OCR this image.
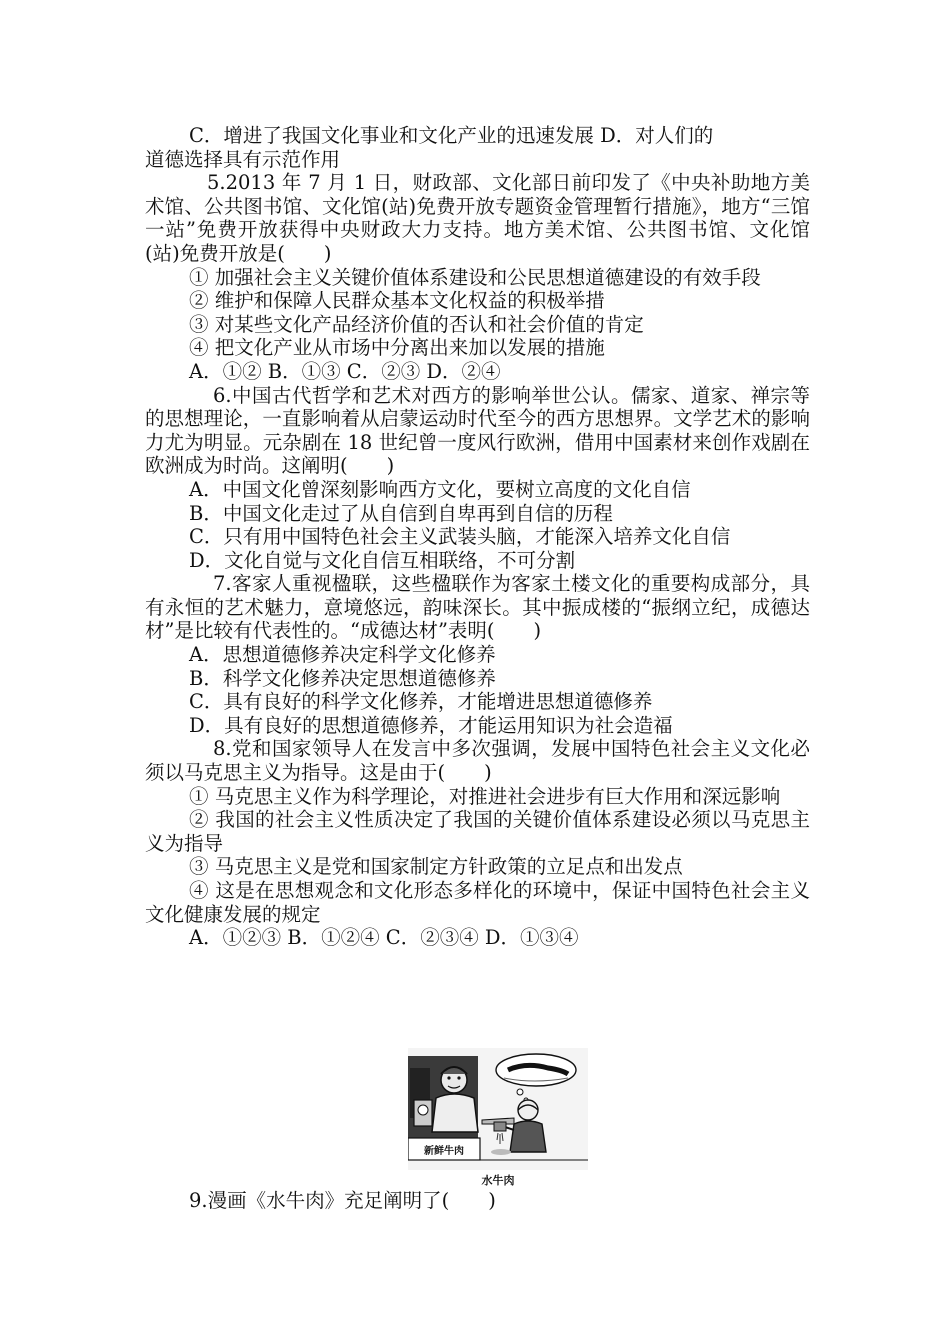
C．增进了我国文化事业和文化产业的迅速发展 D．对人们的

道德选择具有示范作用

5.2013 年 7 月 1 日，财政部、文化部日前印发了《中央补助地方美术馆、公共图书馆、文化馆(站)免费开放专题资金管理暂行措施》，地方“三馆一站”免费开放获得中央财政大力支持。地方美术馆、公共图书馆、文化馆(站)免费开放是(　　)

① 加强社会主义关键价值体系建设和公民思想道德建设的有效手段

② 维护和保障人民群众基本文化权益的积极举措

③ 对某些文化产品经济价值的否认和社会价值的肯定

④ 把文化产业从市场中分离出来加以发展的措施

A．①② B．①③ C．②③ D．②④

6.中国古代哲学和艺术对西方的影响举世公认。儒家、道家、禅宗等的思想理论，一直影响着从启蒙运动时代至今的西方思想界。文学艺术的影响力尤为明显。元杂剧在 18 世纪曾一度风行欧洲，借用中国素材来创作戏剧在欧洲成为时尚。这阐明(　　)

A．中国文化曾深刻影响西方文化，要树立高度的文化自信

B．中国文化走过了从自信到自卑再到自信的历程

C．只有用中国特色社会主义武装头脑，才能深入培养文化自信

D．文化自觉与文化自信互相联络，不可分割

7.客家人重视楹联，这些楹联作为客家土楼文化的重要构成部分，具有永恒的艺术魅力，意境悠远，韵味深长。其中振成楼的“振纲立纪，成德达材”是比较有代表性的。“成德达材”表明(　　)

A．思想道德修养决定科学文化修养

B．科学文化修养决定思想道德修养

C．具有良好的科学文化修养，才能增进思想道德修养

D．具有良好的思想道德修养，才能运用知识为社会造福

8.党和国家领导人在发言中多次强调，发展中国特色社会主义文化必须以马克思主义为指导。这是由于(　　)

① 马克思主义作为科学理论，对推进社会进步有巨大作用和深远影响

② 我国的社会主义性质决定了我国的关键价值体系建设必须以马克思主义为指导

③ 马克思主义是党和国家制定方针政策的立足点和出发点

④ 这是在思想观念和文化形态多样化的环境中，保证中国特色社会主义文化健康发展的规定

A．①②③ B．①②④ C．②③④ D．①③④

新鲜牛肉
水牛肉
9.漫画《水牛肉》充足阐明了(　　)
•••
The data should be printed again unchanged; leave its pictures out.

OCR this image.
C．增进了我国文化事业和文化产业的迅速发展 D．对人们的

道德选择具有示范作用

5.2013 年 7 月 1 日，财政部、文化部日前印发了《中央补助地方美术馆、公共图书馆、文化馆(站)免费开放专题资金管理暂行措施》，地方“三馆一站”免费开放获得中央财政大力支持。地方美术馆、公共图书馆、文化馆(站)免费开放是(　　)

① 加强社会主义关键价值体系建设和公民思想道德建设的有效手段

② 维护和保障人民群众基本文化权益的积极举措

③ 对某些文化产品经济价值的否认和社会价值的肯定

④ 把文化产业从市场中分离出来加以发展的措施

A．①② B．①③ C．②③ D．②④

6.中国古代哲学和艺术对西方的影响举世公认。儒家、道家、禅宗等的思想理论，一直影响着从启蒙运动时代至今的西方思想界。文学艺术的影响力尤为明显。元杂剧在 18 世纪曾一度风行欧洲，借用中国素材来创作戏剧在欧洲成为时尚。这阐明(　　)

A．中国文化曾深刻影响西方文化，要树立高度的文化自信

B．中国文化走过了从自信到自卑再到自信的历程

C．只有用中国特色社会主义武装头脑，才能深入培养文化自信

D．文化自觉与文化自信互相联络，不可分割

7.客家人重视楹联，这些楹联作为客家土楼文化的重要构成部分，具有永恒的艺术魅力，意境悠远，韵味深长。其中振成楼的“振纲立纪，成德达材”是比较有代表性的。“成德达材”表明(　　)

A．思想道德修养决定科学文化修养

B．科学文化修养决定思想道德修养

C．具有良好的科学文化修养，才能增进思想道德修养

D．具有良好的思想道德修养，才能运用知识为社会造福

8.党和国家领导人在发言中多次强调，发展中国特色社会主义文化必须以马克思主义为指导。这是由于(　　)

① 马克思主义作为科学理论，对推进社会进步有巨大作用和深远影响

② 我国的社会主义性质决定了我国的关键价值体系建设必须以马克思主义为指导

③ 马克思主义是党和国家制定方针政策的立足点和出发点

④ 这是在思想观念和文化形态多样化的环境中，保证中国特色社会主义文化健康发展的规定

A．①②③ B．①②④ C．②③④ D．①③④

新鲜牛肉
水牛肉
9.漫画《水牛肉》充足阐明了(　　)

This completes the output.